# The request
Only lines with the string "Align" matter here; gather them from the material below.

-- start --

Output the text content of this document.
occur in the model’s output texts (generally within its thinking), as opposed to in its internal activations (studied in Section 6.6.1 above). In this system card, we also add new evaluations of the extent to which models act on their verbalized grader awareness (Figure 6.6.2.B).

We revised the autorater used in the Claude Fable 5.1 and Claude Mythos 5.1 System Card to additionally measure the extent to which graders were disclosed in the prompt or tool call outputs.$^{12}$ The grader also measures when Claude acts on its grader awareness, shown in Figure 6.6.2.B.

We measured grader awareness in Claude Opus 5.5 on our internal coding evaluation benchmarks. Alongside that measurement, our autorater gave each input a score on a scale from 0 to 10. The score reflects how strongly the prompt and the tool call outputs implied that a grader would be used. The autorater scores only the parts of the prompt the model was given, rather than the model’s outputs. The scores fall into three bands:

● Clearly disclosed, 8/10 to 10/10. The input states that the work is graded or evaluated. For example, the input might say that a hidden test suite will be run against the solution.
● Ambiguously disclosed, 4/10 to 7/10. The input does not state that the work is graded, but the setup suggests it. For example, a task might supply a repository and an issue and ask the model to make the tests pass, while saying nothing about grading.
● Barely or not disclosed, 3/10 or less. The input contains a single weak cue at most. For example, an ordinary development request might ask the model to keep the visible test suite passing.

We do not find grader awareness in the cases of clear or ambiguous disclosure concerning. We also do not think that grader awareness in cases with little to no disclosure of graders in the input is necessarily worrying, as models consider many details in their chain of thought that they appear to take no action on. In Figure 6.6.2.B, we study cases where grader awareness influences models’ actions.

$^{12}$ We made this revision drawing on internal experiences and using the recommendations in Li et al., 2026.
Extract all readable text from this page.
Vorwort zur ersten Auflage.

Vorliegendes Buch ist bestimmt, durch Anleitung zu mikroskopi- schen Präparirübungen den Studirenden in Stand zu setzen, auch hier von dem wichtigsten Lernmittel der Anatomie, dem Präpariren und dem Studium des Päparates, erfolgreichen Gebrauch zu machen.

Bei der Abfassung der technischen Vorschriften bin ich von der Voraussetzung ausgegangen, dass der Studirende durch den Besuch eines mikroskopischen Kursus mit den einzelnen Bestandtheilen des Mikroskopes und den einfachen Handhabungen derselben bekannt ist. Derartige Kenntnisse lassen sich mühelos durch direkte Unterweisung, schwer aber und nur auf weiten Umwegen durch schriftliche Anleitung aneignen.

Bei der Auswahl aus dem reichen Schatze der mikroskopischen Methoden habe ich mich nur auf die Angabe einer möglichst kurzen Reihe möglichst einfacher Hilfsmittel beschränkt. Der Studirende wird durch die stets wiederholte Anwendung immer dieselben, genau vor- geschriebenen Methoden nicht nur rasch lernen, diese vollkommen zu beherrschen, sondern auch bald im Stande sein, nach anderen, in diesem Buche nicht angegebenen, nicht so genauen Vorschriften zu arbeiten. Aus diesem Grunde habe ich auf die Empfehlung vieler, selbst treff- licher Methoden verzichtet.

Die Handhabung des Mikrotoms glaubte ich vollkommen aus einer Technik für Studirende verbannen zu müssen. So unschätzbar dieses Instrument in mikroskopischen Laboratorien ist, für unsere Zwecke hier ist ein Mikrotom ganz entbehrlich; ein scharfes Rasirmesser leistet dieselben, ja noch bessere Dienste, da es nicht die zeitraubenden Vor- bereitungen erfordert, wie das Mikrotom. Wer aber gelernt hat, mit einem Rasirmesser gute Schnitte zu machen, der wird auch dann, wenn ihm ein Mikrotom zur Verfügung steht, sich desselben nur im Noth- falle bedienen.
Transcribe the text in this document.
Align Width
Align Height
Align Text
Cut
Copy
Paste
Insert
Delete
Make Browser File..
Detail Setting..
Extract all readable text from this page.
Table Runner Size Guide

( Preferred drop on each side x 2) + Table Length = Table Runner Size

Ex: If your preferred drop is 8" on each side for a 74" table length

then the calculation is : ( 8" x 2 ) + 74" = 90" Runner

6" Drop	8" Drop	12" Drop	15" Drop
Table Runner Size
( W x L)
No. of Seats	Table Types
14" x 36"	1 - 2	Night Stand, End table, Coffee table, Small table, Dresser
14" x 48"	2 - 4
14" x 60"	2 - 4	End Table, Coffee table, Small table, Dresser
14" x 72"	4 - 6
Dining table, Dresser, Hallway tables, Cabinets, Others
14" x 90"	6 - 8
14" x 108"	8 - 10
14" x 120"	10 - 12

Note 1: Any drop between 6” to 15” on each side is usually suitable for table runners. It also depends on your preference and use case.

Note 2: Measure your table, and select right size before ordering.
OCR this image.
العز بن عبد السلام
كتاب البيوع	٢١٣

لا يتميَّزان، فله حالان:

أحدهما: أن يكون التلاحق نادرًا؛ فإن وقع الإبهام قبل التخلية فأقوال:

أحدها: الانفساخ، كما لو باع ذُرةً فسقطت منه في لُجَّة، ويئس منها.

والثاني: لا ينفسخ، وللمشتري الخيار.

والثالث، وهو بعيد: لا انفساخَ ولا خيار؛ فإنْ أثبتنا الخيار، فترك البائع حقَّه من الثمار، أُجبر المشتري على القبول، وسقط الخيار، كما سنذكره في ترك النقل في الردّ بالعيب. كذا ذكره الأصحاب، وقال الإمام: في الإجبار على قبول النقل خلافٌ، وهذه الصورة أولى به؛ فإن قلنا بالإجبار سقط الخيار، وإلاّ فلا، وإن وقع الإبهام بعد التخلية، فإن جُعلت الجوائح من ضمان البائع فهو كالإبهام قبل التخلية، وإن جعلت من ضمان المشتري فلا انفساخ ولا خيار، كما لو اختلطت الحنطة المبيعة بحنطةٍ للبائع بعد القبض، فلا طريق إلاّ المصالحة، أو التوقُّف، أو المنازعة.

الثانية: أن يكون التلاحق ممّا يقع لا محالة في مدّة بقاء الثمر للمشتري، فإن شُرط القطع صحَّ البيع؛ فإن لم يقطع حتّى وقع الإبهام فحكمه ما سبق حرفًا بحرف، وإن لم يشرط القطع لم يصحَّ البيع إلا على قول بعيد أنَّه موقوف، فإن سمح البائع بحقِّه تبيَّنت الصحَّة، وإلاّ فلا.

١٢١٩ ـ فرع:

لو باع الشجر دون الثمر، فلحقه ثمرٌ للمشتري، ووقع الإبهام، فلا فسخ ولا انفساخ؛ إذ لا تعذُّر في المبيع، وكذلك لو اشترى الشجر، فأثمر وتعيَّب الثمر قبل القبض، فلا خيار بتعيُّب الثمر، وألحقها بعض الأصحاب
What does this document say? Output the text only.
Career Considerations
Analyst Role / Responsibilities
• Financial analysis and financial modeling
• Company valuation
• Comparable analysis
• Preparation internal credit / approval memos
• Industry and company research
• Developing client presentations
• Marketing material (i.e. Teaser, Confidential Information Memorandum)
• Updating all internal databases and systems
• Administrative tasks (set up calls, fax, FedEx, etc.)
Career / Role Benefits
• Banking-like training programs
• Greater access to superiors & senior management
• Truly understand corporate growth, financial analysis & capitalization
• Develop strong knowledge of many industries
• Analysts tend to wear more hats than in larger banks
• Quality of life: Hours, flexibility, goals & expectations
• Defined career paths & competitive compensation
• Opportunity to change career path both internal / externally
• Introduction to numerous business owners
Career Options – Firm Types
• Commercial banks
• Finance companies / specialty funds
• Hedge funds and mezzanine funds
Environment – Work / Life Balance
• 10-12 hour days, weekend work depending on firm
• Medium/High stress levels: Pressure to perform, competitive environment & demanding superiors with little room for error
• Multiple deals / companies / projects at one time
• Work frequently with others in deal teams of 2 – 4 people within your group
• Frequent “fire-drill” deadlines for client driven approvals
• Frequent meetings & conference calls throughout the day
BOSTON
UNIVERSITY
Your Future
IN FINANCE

-- end --

# Right answer
Align Width
Align Height
Align Text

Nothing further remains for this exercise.